### [Directive]
Reproduce each line exactly, including spacing and punctuation.

### [Given information]
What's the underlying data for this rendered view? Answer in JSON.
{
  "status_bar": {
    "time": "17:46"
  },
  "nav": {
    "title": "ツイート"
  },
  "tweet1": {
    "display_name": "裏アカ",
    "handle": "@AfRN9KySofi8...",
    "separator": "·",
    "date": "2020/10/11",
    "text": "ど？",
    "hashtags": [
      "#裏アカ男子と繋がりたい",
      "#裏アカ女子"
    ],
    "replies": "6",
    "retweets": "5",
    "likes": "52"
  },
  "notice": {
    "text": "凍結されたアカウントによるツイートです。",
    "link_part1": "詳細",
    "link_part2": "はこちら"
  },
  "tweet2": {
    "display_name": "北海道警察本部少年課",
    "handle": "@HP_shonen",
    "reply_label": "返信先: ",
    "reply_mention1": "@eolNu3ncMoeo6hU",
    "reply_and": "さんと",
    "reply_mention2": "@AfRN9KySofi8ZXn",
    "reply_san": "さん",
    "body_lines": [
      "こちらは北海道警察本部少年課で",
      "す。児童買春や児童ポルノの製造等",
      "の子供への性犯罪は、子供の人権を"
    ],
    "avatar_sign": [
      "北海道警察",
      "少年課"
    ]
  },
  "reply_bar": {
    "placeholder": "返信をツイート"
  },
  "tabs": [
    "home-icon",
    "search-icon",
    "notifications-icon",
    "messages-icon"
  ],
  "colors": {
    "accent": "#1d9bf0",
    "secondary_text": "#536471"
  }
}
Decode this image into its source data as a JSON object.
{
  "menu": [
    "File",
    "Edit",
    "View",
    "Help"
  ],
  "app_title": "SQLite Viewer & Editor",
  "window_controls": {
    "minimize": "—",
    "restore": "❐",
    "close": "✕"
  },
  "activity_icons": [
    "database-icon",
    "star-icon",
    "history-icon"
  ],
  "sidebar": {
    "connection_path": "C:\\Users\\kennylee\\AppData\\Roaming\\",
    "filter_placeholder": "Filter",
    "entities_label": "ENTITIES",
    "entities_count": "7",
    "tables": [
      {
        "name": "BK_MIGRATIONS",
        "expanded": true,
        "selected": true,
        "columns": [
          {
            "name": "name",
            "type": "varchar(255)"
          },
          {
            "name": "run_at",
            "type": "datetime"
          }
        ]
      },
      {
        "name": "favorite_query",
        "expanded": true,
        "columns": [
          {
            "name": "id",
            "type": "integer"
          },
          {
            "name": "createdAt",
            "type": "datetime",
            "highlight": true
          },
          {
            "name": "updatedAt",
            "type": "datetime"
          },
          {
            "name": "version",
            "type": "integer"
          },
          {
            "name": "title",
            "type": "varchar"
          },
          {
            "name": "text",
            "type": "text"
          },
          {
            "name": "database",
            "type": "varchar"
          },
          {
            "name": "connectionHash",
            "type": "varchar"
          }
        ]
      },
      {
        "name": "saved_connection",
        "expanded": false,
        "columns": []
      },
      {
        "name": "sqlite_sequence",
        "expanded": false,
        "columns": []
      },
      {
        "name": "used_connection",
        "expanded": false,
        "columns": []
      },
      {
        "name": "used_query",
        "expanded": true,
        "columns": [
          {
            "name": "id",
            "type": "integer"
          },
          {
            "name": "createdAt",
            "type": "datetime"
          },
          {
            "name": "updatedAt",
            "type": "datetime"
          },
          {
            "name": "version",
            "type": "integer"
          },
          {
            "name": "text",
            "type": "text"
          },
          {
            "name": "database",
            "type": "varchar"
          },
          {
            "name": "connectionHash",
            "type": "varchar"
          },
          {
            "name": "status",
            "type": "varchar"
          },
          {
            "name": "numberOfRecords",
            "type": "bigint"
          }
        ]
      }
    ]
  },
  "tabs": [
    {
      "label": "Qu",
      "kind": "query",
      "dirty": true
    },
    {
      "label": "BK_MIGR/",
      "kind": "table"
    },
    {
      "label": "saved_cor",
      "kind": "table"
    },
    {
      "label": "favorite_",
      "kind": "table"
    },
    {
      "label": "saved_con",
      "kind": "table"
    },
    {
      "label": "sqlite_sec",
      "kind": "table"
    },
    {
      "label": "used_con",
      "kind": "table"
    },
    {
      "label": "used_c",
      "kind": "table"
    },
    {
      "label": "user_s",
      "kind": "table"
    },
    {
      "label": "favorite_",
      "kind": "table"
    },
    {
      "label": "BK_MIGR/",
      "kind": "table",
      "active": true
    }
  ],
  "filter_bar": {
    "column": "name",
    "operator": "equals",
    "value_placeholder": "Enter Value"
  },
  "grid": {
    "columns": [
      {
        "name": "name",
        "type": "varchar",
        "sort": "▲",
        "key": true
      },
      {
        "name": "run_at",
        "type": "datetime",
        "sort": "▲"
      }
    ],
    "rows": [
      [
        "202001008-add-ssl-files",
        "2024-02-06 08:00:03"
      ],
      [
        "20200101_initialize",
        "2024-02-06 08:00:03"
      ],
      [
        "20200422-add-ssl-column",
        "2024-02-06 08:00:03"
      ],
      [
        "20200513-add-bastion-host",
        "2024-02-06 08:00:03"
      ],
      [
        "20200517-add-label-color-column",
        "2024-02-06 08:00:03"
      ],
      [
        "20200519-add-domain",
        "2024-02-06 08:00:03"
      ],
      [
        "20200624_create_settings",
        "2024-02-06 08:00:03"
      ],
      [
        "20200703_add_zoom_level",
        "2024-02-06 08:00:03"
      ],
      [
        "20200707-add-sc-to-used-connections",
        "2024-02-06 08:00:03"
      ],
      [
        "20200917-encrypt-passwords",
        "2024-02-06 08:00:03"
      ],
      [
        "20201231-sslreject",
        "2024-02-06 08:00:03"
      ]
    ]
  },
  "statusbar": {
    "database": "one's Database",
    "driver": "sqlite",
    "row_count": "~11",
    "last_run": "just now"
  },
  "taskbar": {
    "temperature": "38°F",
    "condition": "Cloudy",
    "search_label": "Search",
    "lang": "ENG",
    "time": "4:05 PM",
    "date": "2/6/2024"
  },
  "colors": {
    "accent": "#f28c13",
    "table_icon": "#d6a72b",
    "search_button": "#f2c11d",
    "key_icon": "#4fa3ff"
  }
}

### [Final result]
What's the underlying data for this rendered view? Answer in JSON.
{
  "status_bar": {
    "time": "17:46"
  },
  "nav": {
    "title": "ツイート"
  },
  "tweet1": {
    "display_name": "裏アカ",
    "handle": "@AfRN9KySofi8...",
    "separator": "·",
    "date": "2020/10/11",
    "text": "ど？",
    "hashtags": [
      "#裏アカ男子と繋がりたい",
      "#裏アカ女子"
    ],
    "replies": "6",
    "retweets": "5",
    "likes": "52"
  },
  "notice": {
    "text": "凍結されたアカウントによるツイートです。",
    "link_part1": "詳細",
    "link_part2": "はこちら"
  },
  "tweet2": {
    "display_name": "北海道警察本部少年課",
    "handle": "@HP_shonen",
    "reply_label": "返信先: ",
    "reply_mention1": "@eolNu3ncMoeo6hU",
    "reply_and": "さんと",
    "reply_mention2": "@AfRN9KySofi8ZXn",
    "reply_san": "さん",
    "body_lines": [
      "こちらは北海道警察本部少年課で",
      "す。児童買春や児童ポルノの製造等",
      "の子供への性犯罪は、子供の人権を"
    ],
    "avatar_sign": [
      "北海道警察",
      "少年課"
    ]
  },
  "reply_bar": {
    "placeholder": "返信をツイート"
  },
  "tabs": [
    "home-icon",
    "search-icon",
    "notifications-icon",
    "messages-icon"
  ],
  "colors": {
    "accent": "#1d9bf0",
    "secondary_text": "#536471"
  }
}
Decode this image into its source data as a JSON object.
{
  "menu": [
    "File",
    "Edit",
    "View",
    "Help"
  ],
  "app_title": "SQLite Viewer & Editor",
  "window_controls": {
    "minimize": "—",
    "restore": "❐",
    "close": "✕"
  },
  "activity_icons": [
    "database-icon",
    "star-icon",
    "history-icon"
  ],
  "sidebar": {
    "connection_path": "C:\\Users\\kennylee\\AppData\\Roaming\\",
    "filter_placeholder": "Filter",
    "entities_label": "ENTITIES",
    "entities_count": "7",
    "tables": [
      {
        "name": "BK_MIGRATIONS",
        "expanded": true,
        "selected": true,
        "columns": [
          {
            "name": "name",
            "type": "varchar(255)"
          },
          {
            "name": "run_at",
            "type": "datetime"
          }
        ]
      },
      {
        "name": "favorite_query",
        "expanded": true,
        "columns": [
          {
            "name": "id",
            "type": "integer"
          },
          {
            "name": "createdAt",
            "type": "datetime",
            "highlight": true
          },
          {
            "name": "updatedAt",
            "type": "datetime"
          },
          {
            "name": "version",
            "type": "integer"
          },
          {
            "name": "title",
            "type": "varchar"
          },
          {
            "name": "text",
            "type": "text"
          },
          {
            "name": "database",
            "type": "varchar"
          },
          {
            "name": "connectionHash",
            "type": "varchar"
          }
        ]
      },
      {
        "name": "saved_connection",
        "expanded": false,
        "columns": []
      },
      {
        "name": "sqlite_sequence",
        "expanded": false,
        "columns": []
      },
      {
        "name": "used_connection",
        "expanded": false,
        "columns": []
      },
      {
        "name": "used_query",
        "expanded": true,
        "columns": [
          {
            "name": "id",
            "type": "integer"
          },
          {
            "name": "createdAt",
            "type": "datetime"
          },
          {
            "name": "updatedAt",
            "type": "datetime"
          },
          {
            "name": "version",
            "type": "integer"
          },
          {
            "name": "text",
            "type": "text"
          },
          {
            "name": "database",
            "type": "varchar"
          },
          {
            "name": "connectionHash",
            "type": "varchar"
          },
          {
            "name": "status",
            "type": "varchar"
          },
          {
            "name": "numberOfRecords",
            "type": "bigint"
          }
        ]
      }
    ]
  },
  "tabs": [
    {
      "label": "Qu",
      "kind": "query",
      "dirty": true
    },
    {
      "label": "BK_MIGR/",
      "kind": "table"
    },
    {
      "label": "saved_cor",
      "kind": "table"
    },
    {
      "label": "favorite_",
      "kind": "table"
    },
    {
      "label": "saved_con",
      "kind": "table"
    },
    {
      "label": "sqlite_sec",
      "kind": "table"
    },
    {
      "label": "used_con",
      "kind": "table"
    },
    {
      "label": "used_c",
      "kind": "table"
    },
    {
      "label": "user_s",
      "kind": "table"
    },
    {
      "label": "favorite_",
      "kind": "table"
    },
    {
      "label": "BK_MIGR/",
      "kind": "table",
      "active": true
    }
  ],
  "filter_bar": {
    "column": "name",
    "operator": "equals",
    "value_placeholder": "Enter Value"
  },
  "grid": {
    "columns": [
      {
        "name": "name",
        "type": "varchar",
        "sort": "▲",
        "key": true
      },
      {
        "name": "run_at",
        "type": "datetime",
        "sort": "▲"
      }
    ],
    "rows": [
      [
        "202001008-add-ssl-files",
        "2024-02-06 08:00:03"
      ],
      [
        "20200101_initialize",
        "2024-02-06 08:00:03"
      ],
      [
        "20200422-add-ssl-column",
        "2024-02-06 08:00:03"
      ],
      [
        "20200513-add-bastion-host",
        "2024-02-06 08:00:03"
      ],
      [
        "20200517-add-label-color-column",
        "2024-02-06 08:00:03"
      ],
      [
        "20200519-add-domain",
        "2024-02-06 08:00:03"
      ],
      [
        "20200624_create_settings",
        "2024-02-06 08:00:03"
      ],
      [
        "20200703_add_zoom_level",
        "2024-02-06 08:00:03"
      ],
      [
        "20200707-add-sc-to-used-connections",
        "2024-02-06 08:00:03"
      ],
      [
        "20200917-encrypt-passwords",
        "2024-02-06 08:00:03"
      ],
      [
        "20201231-sslreject",
        "2024-02-06 08:00:03"
      ]
    ]
  },
  "statusbar": {
    "database": "one's Database",
    "driver": "sqlite",
    "row_count": "~11",
    "last_run": "just now"
  },
  "taskbar": {
    "temperature": "38°F",
    "condition": "Cloudy",
    "search_label": "Search",
    "lang": "ENG",
    "time": "4:05 PM",
    "date": "2/6/2024"
  },
  "colors": {
    "accent": "#f28c13",
    "table_icon": "#d6a72b",
    "search_button": "#f2c11d",
    "key_icon": "#4fa3ff"
  }
}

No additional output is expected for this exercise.